Reproduce all lines of the listing below in which the word "truth" occurs.

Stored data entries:
▶
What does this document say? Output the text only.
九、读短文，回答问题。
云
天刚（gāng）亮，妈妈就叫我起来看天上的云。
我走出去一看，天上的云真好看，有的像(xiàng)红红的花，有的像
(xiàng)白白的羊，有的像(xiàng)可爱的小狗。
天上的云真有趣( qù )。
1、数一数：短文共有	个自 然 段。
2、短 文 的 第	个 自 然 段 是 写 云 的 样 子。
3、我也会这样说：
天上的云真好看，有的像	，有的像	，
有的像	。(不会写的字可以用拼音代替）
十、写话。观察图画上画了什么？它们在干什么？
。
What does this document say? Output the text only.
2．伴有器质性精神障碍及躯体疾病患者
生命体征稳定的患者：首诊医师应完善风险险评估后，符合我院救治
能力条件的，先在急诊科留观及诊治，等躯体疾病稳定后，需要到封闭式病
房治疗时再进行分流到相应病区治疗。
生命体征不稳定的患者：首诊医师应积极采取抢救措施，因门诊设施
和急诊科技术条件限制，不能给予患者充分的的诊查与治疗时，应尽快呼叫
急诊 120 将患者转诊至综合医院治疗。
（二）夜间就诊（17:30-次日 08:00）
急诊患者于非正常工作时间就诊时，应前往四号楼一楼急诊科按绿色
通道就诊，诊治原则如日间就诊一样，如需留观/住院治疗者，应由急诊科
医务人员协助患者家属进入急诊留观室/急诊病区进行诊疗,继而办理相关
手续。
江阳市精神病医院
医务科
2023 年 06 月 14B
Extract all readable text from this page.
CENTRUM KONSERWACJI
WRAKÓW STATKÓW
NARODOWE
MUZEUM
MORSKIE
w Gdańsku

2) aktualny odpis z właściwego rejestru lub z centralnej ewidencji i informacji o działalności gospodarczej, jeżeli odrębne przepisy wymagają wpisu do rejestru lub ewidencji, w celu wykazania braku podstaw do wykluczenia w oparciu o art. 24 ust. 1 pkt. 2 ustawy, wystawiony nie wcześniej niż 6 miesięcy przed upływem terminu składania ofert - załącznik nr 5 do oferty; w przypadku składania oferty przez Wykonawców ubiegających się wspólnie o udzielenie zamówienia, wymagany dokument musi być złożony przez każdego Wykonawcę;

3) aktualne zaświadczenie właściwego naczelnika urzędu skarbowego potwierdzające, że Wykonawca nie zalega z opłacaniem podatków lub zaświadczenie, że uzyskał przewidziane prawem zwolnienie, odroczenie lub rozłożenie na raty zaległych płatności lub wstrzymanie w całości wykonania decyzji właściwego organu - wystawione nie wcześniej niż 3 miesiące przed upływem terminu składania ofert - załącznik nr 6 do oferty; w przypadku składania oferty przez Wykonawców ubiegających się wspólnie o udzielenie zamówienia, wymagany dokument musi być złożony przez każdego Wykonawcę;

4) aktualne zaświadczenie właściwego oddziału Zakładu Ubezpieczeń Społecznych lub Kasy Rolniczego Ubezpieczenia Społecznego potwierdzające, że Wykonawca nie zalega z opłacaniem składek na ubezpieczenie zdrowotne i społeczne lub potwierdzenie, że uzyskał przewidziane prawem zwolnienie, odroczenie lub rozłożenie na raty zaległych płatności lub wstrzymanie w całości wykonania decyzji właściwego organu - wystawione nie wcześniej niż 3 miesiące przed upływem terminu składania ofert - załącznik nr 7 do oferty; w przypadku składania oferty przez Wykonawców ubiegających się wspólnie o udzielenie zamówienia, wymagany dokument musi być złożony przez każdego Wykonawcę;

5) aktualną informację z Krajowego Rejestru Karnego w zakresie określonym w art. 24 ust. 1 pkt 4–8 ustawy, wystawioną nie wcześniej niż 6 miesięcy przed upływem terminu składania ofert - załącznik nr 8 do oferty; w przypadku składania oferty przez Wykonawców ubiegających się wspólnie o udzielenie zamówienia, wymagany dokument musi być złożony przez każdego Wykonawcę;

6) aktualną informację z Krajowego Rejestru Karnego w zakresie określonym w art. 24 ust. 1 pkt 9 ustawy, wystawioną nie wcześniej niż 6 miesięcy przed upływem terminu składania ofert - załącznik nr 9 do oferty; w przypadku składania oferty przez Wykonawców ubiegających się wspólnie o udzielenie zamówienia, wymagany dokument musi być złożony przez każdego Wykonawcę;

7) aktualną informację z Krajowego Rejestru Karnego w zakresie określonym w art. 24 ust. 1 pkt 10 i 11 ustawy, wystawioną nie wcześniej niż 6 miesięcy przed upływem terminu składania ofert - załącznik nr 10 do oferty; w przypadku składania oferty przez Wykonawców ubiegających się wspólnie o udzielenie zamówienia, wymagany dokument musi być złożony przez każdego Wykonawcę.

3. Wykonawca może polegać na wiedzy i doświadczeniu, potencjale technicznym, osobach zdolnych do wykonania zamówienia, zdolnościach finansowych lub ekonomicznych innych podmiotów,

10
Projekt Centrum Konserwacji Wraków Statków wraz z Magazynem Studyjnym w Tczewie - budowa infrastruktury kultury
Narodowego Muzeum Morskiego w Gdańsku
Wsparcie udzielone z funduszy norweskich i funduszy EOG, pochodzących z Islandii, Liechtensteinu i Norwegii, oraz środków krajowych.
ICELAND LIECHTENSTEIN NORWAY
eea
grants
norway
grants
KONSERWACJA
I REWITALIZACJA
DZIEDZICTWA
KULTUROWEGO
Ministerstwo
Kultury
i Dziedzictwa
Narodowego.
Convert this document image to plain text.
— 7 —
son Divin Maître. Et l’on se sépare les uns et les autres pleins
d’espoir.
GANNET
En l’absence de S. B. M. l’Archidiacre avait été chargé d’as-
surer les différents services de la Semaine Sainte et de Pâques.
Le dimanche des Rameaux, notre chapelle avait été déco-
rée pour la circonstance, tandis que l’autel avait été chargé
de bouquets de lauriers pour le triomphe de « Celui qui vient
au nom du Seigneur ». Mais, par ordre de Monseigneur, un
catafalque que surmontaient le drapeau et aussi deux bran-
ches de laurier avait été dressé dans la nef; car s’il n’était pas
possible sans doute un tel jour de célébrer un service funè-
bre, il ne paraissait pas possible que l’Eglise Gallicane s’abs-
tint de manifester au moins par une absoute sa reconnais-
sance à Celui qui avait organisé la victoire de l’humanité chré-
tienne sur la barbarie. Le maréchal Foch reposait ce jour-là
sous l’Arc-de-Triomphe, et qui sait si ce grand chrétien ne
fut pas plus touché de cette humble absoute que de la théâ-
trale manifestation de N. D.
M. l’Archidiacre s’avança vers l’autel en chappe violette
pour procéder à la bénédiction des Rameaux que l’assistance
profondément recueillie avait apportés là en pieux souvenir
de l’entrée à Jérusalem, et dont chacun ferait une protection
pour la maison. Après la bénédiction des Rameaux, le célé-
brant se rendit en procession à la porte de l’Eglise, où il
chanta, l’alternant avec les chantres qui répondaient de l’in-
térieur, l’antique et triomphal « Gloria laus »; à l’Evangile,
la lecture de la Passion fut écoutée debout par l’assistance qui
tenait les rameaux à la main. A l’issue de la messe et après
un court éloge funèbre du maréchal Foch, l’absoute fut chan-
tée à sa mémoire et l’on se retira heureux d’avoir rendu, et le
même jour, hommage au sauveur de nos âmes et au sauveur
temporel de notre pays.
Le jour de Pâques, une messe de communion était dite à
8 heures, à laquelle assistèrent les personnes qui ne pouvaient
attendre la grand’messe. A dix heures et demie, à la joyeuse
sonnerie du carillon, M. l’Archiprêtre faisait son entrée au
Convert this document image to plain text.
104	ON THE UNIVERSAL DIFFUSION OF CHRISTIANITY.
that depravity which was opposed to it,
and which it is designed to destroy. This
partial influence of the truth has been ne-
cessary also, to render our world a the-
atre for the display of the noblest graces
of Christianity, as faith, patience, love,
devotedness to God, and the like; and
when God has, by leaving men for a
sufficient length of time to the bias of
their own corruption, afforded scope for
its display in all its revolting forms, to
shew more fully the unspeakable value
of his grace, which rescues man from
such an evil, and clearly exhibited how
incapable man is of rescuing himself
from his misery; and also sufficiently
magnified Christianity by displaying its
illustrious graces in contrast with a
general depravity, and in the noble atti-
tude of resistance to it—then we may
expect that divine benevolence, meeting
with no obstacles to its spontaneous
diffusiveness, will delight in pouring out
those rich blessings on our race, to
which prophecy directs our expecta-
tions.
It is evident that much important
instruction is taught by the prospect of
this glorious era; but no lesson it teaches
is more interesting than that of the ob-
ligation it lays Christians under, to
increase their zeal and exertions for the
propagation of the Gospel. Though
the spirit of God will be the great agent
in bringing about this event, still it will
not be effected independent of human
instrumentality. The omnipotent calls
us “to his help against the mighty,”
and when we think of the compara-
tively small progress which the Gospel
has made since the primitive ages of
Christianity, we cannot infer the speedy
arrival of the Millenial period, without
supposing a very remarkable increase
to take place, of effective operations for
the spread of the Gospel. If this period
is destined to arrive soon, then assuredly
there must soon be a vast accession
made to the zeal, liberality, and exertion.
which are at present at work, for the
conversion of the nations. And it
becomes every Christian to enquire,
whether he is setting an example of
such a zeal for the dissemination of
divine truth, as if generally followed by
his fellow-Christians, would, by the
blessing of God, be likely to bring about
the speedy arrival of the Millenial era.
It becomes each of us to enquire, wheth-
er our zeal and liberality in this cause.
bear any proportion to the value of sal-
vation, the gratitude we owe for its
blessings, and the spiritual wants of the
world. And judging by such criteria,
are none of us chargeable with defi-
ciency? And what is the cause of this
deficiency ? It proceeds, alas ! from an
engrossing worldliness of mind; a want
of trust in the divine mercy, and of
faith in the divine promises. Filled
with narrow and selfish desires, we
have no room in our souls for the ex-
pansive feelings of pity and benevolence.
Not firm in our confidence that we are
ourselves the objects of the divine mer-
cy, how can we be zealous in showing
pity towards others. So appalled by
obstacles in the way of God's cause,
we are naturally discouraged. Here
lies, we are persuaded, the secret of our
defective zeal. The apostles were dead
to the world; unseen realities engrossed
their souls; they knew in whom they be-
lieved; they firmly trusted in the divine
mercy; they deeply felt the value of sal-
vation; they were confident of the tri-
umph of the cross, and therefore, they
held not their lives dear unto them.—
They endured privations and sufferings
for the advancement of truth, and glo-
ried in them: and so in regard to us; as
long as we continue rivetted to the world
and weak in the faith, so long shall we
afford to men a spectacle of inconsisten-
◀
→ OUTPUT OF THE TASK:
partial influence of the truth has been ne-
divine truth, as if generally followed by
for the advancement of truth, and glo-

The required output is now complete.